-- Start of RECORDS SHOWN --

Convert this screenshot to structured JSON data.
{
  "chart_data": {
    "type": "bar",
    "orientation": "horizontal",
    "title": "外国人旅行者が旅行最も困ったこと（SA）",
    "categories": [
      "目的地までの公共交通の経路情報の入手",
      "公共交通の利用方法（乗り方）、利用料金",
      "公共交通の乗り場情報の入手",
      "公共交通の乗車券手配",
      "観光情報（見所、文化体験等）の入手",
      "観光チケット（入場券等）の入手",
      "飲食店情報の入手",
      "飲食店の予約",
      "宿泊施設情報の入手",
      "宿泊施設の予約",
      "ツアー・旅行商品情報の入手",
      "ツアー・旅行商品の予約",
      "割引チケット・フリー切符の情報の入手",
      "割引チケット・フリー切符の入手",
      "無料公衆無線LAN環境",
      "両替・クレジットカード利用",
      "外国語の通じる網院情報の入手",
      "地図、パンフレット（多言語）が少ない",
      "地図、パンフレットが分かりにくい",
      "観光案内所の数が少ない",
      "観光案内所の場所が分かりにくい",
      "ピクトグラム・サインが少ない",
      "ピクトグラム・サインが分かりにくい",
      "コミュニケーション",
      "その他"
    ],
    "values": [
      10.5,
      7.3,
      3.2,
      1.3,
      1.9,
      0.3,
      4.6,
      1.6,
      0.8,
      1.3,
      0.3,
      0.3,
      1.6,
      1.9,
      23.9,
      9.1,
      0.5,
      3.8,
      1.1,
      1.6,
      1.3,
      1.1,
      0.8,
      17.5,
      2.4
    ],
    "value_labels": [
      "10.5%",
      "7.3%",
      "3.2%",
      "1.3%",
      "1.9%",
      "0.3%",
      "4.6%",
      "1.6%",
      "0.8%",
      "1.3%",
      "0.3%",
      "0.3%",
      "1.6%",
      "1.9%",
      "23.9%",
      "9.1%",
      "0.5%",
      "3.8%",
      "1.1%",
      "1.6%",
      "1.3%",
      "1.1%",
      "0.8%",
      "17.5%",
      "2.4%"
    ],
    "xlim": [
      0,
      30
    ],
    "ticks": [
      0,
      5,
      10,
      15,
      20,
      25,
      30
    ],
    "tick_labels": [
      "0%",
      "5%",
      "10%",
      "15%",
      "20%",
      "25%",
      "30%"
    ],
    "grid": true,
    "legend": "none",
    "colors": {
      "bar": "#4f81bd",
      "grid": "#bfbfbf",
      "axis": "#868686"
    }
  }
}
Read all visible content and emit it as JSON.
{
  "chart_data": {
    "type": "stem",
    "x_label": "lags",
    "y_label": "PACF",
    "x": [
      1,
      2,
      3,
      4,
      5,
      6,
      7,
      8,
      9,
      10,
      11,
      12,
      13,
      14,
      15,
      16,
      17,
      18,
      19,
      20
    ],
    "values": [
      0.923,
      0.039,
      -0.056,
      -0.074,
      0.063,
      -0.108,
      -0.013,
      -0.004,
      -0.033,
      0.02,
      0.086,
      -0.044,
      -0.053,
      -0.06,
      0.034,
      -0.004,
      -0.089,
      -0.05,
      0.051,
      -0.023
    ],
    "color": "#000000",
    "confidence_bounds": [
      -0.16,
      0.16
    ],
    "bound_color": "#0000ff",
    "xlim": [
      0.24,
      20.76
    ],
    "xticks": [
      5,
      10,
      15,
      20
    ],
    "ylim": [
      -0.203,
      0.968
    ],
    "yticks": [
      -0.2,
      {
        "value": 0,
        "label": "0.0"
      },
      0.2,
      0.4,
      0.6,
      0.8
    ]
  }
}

-- End of RECORDS SHOWN --

Extract all lines containing the word "JSON".

▶ [RESULT]:
Convert this screenshot to structured JSON data.
Read all visible content and emit it as JSON.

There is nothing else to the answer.